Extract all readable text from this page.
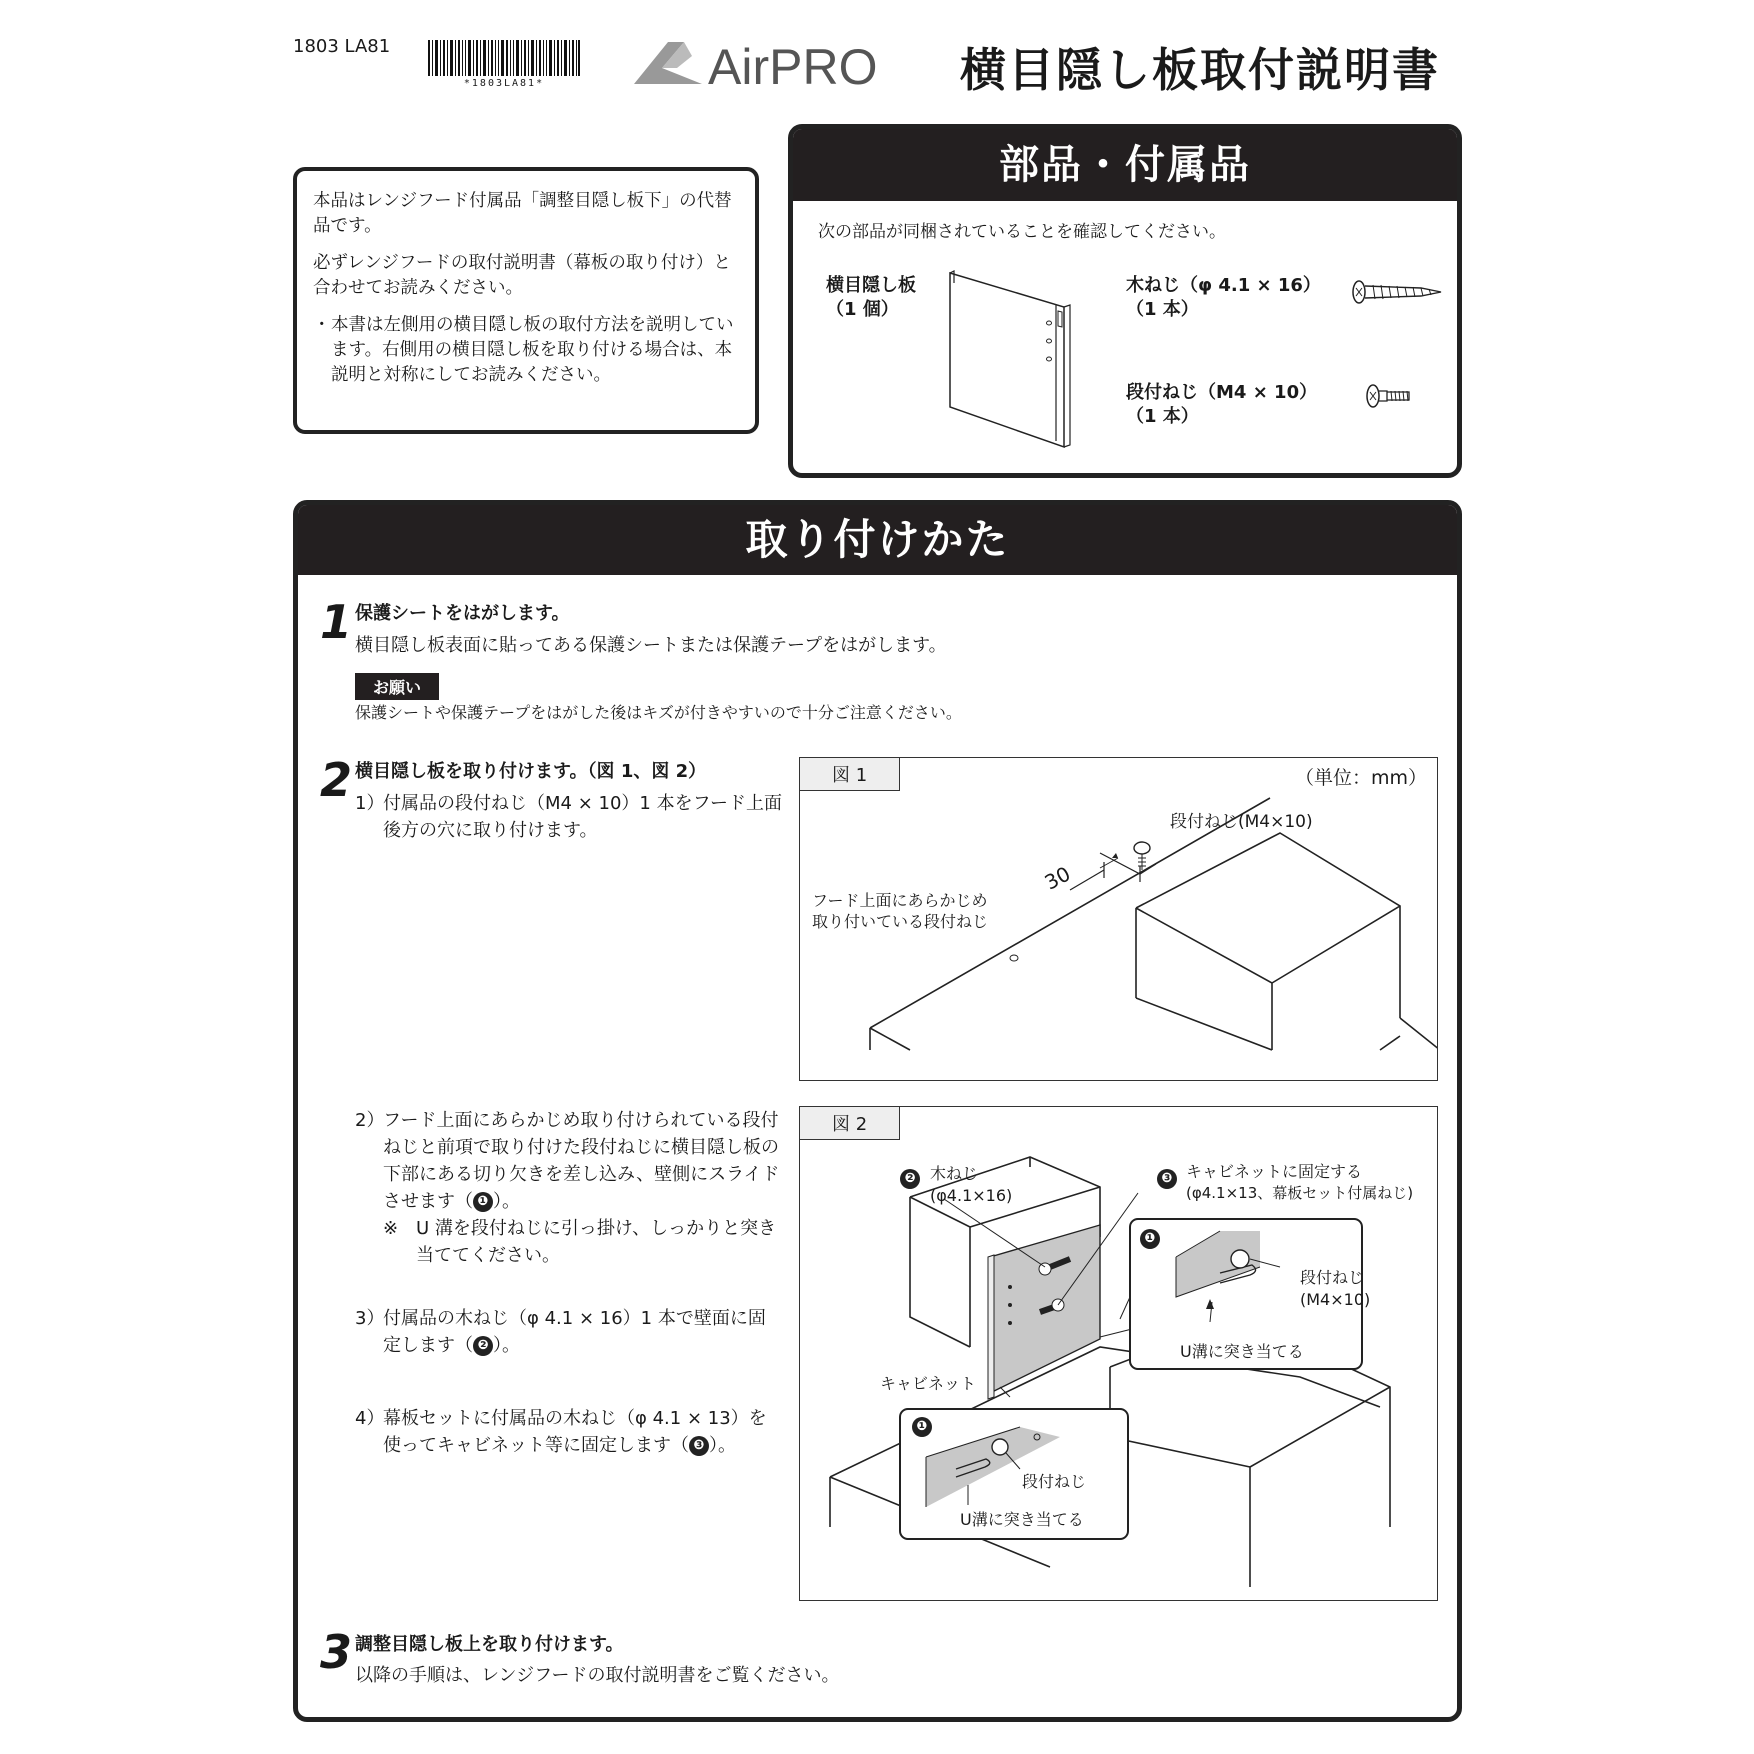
1803 LA81
*1803LA81*	AirPRO 横目隠し板取付説明書

本品はレンジフード付属品「調整目隠し板下」の代替品です。

必ずレンジフードの取付説明書（幕板の取り付け）と合わせてお読みください。

・ 本書は左側用の横目隠し板の取付方法を説明しています。右側用の横目隠し板を取り付ける場合は、本説明と対称にしてお読みください。
部品・付属品
次の部品が同梱されていることを確認してください。
横目隠し板
（1 個）
木ねじ（φ 4.1 × 16）
（1 本）
段付ねじ（M4 × 10）
（1 本）
取り付けかた
1 保護シートをはがします。
横目隠し板表面に貼ってある保護シートまたは保護テープをはがします。
お願い
保護シートや保護テープをはがした後はキズが付きやすいので十分ご注意ください。
2 横目隠し板を取り付けます。（図 1、図 2）
1）
付属品の段付ねじ（M4 × 10）1 本をフード上面後方の穴に取り付けます。
2）
フード上面にあらかじめ取り付けられている段付ねじと前項で取り付けた段付ねじに横目隠し板の下部にある切り欠きを差し込み、壁側にスライドさせます（ ❶ ）。
※ U 溝を段付ねじに引っ掛け、しっかりと突き当ててください。
3）
付属品の木ねじ（φ 4.1 × 16）1 本で壁面に固定します（ ❷ ）。
4）
幕板セットに付属品の木ねじ（φ 4.1 × 13）を使ってキャビネット等に固定します（ ❸ ）。
図 1	（単位：mm）
段付ねじ(M4×10)
30
フード上面にあらかじめ
取り付いている段付ねじ
図 2
❷ 木ねじ
(φ4.1×16)
❸ キャビネットに固定する
(φ4.1×13、幕板セット付属ねじ)
❶
段付ねじ
(M4×10)
U溝に突き当てる
キャビネット
❶
段付ねじ
U溝に突き当てる
3 調整目隠し板上を取り付けます。
以降の手順は、レンジフードの取付説明書をご覧ください。
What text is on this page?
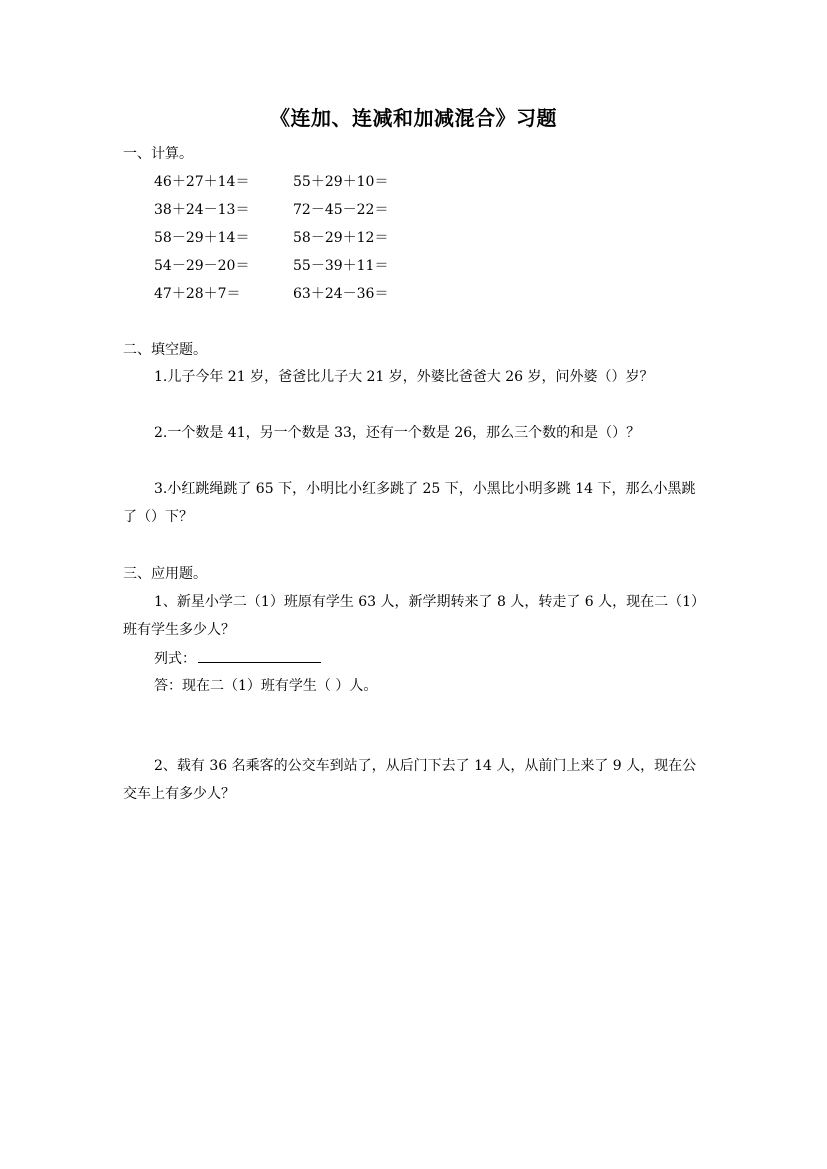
《连加、连减和加减混合》习题
一、计算。
46＋27＋14＝	55＋29＋10＝
38＋24－13＝	72－45－22＝
58－29＋14＝	58－29＋12＝
54－29－20＝	55－39＋11＝
47＋28＋7＝	63＋24－36＝
二、填空题。
1.儿子今年 21 岁，爸爸比儿子大 21 岁，外婆比爸爸大 26 岁，问外婆（）岁？
2.一个数是 41，另一个数是 33，还有一个数是 26，那么三个数的和是（）？
3.小红跳绳跳了 65 下，小明比小红多跳了 25 下，小黑比小明多跳 14 下，那么小黑跳
了（）下？
三、应用题。
1、新星小学二（1）班原有学生 63 人，新学期转来了 8 人，转走了 6 人，现在二（1）
班有学生多少人？
列式：
答：现在二（1）班有学生（ ）人。
2、载有 36 名乘客的公交车到站了，从后门下去了 14 人，从前门上来了 9 人，现在公
交车上有多少人？
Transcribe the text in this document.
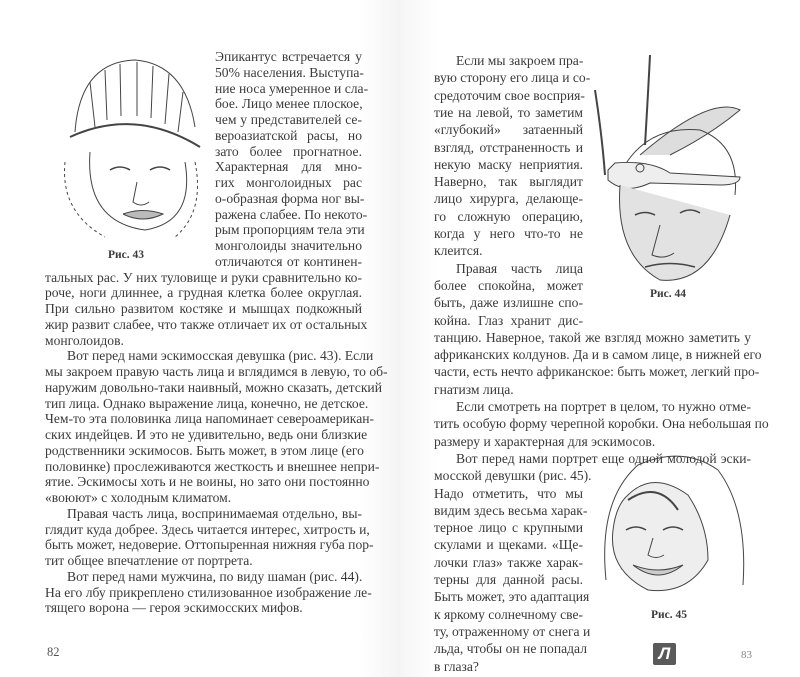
Рис. 43
Рис. 44
Рис. 45
82	83
Л
Эпикантус встречается у
50% населения. Выступа-
ние носа умеренное и сла-
бое. Лицо менее плоское,
чем у представителей се-
вероазиатской расы, но
зато более прогнатное.
Характерная для мно-
гих монголоидных рас
о-образная форма ног вы-
ражена слабее. По некото-
рым пропорциям тела эти
монголоиды значительно
отличаются от континен-
тальных рас. У них туловище и руки сравнительно ко-
роче, ноги длиннее, а грудная клетка более округлая.
При сильно развитом костяке и мышцах подкожный
жир развит слабее, что также отличает их от остальных
монголоидов.
Вот перед нами эскимосская девушка (рис. 43). Если
мы закроем правую часть лица и вглядимся в левую, то об-
наружим довольно-таки наивный, можно сказать, детский
тип лица. Однако выражение лица, конечно, не детское.
Чем-то эта половинка лица напоминает североамерикан-
ских индейцев. И это не удивительно, ведь они близкие
родственники эскимосов. Быть может, в этом лице (его
половинке) прослеживаются жесткость и внешнее непри-
ятие. Эскимосы хоть и не воины, но зато они постоянно
«воюют» с холодным климатом.
Правая часть лица, воспринимаемая отдельно, вы-
глядит куда добрее. Здесь читается интерес, хитрость и,
быть может, недоверие. Оттопыренная нижняя губа пор-
тит общее впечатление от портрета.
Вот перед нами мужчина, по виду шаман (рис. 44).
На его лбу прикреплено стилизованное изображение ле-
тящего ворона — героя эскимосских мифов.
Если мы закроем пра-
вую сторону его лица и со-
средоточим свое восприя-
тие на левой, то заметим
«глубокий» затаенный
взгляд, отстраненность и
некую маску неприятия.
Наверно, так выглядит
лицо хирурга, делающе-
го сложную операцию,
когда у него что-то не
клеится.
Правая часть лица
более спокойна, может
быть, даже излишне спо-
койна. Глаз хранит дис-
танцию. Наверное, такой же взгляд можно заметить у
африканских колдунов. Да и в самом лице, в нижней его
части, есть нечто африканское: быть может, легкий про-
гнатизм лица.
Если смотреть на портрет в целом, то нужно отме-
тить особую форму черепной коробки. Она небольшая по
размеру и характерная для эскимосов.
Вот перед нами портрет еще одной молодой эски-
мосской девушки (рис. 45).
Надо отметить, что мы
видим здесь весьма харак-
терное лицо с крупными
скулами и щеками. «Ще-
лочки глаз» также харак-
терны для данной расы.
Быть может, это адаптация
к яркому солнечному све-
ту, отраженному от снега и
льда, чтобы он не попадал
в глаза?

**REQUIRED TASK**
Pull out every line of the records that includes the string "text".

**RESPONSE BELOW**
Extract all readable text from this page.
What text is on this page?
Transcribe the text in this document.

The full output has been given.